# Records for this task start

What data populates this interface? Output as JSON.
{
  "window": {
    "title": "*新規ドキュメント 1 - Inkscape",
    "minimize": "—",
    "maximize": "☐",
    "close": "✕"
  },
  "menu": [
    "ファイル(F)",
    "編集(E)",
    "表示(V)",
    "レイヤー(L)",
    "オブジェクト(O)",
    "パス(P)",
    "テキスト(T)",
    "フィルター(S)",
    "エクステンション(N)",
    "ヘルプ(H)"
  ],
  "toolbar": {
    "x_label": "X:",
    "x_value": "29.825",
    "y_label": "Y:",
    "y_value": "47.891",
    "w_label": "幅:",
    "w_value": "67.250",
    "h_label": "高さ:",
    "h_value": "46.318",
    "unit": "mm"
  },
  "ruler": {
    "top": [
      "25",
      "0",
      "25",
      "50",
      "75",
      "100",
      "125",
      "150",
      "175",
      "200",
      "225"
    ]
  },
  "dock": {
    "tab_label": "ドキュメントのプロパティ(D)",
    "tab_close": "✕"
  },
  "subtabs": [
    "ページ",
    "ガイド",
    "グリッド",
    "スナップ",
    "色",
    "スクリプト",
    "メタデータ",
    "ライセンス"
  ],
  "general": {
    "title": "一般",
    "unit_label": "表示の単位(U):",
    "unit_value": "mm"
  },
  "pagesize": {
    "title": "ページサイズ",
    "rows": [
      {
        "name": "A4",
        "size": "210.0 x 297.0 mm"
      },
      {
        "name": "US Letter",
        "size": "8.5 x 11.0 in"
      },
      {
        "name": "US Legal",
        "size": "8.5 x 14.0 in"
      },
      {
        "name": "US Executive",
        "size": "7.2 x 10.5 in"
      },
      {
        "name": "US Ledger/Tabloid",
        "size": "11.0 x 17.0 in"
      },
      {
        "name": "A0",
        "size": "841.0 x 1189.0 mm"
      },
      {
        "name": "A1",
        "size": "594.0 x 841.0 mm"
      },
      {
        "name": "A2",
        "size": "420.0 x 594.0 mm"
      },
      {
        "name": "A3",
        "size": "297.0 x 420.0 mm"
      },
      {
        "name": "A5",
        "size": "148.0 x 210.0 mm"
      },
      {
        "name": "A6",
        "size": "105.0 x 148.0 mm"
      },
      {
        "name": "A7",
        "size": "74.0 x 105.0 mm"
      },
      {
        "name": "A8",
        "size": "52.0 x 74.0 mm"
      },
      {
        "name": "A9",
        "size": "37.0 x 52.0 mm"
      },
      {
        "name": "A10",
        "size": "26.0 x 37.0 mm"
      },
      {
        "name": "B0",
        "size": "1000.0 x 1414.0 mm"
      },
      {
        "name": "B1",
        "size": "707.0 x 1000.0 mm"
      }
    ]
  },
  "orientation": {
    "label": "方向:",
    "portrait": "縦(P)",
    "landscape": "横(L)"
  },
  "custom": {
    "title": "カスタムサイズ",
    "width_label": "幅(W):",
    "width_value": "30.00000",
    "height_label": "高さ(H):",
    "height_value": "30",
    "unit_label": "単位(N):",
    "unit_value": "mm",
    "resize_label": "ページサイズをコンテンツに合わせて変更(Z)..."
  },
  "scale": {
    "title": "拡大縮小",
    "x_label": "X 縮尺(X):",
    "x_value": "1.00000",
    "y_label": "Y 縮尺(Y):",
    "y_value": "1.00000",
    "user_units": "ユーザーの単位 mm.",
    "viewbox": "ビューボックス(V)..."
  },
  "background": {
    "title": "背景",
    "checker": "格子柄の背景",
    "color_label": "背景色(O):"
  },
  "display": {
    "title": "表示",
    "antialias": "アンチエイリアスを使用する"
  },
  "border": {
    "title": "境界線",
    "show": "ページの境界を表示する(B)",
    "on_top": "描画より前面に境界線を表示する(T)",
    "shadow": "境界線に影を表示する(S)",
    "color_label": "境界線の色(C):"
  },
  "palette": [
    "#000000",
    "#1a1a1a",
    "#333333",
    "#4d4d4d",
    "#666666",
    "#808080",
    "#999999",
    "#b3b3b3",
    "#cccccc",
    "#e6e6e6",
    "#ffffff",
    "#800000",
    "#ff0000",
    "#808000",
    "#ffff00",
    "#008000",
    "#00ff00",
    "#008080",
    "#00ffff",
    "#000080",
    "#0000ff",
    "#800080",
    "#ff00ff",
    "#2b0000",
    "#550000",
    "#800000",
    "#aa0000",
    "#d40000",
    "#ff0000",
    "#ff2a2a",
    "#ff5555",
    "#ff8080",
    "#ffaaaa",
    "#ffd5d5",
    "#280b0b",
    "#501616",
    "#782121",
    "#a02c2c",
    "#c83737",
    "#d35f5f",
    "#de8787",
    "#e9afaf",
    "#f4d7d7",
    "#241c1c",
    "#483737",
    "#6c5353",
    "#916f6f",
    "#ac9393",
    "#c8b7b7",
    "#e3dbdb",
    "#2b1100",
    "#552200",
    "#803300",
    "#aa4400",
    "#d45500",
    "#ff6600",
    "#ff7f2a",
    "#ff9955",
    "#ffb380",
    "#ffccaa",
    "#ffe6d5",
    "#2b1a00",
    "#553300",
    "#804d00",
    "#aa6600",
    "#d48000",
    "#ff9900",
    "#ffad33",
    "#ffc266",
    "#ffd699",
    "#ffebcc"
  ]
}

# Records for this task end

● **Job**
Select every line where the word "title" occurs.

● **Task answer**
    "title": "*新規ドキュメント 1 - Inkscape",
    "title": "一般",
    "title": "ページサイズ",
    "title": "カスタムサイズ",
    "title": "拡大縮小",
    "title": "背景",
    "title": "表示",
    "title": "境界線",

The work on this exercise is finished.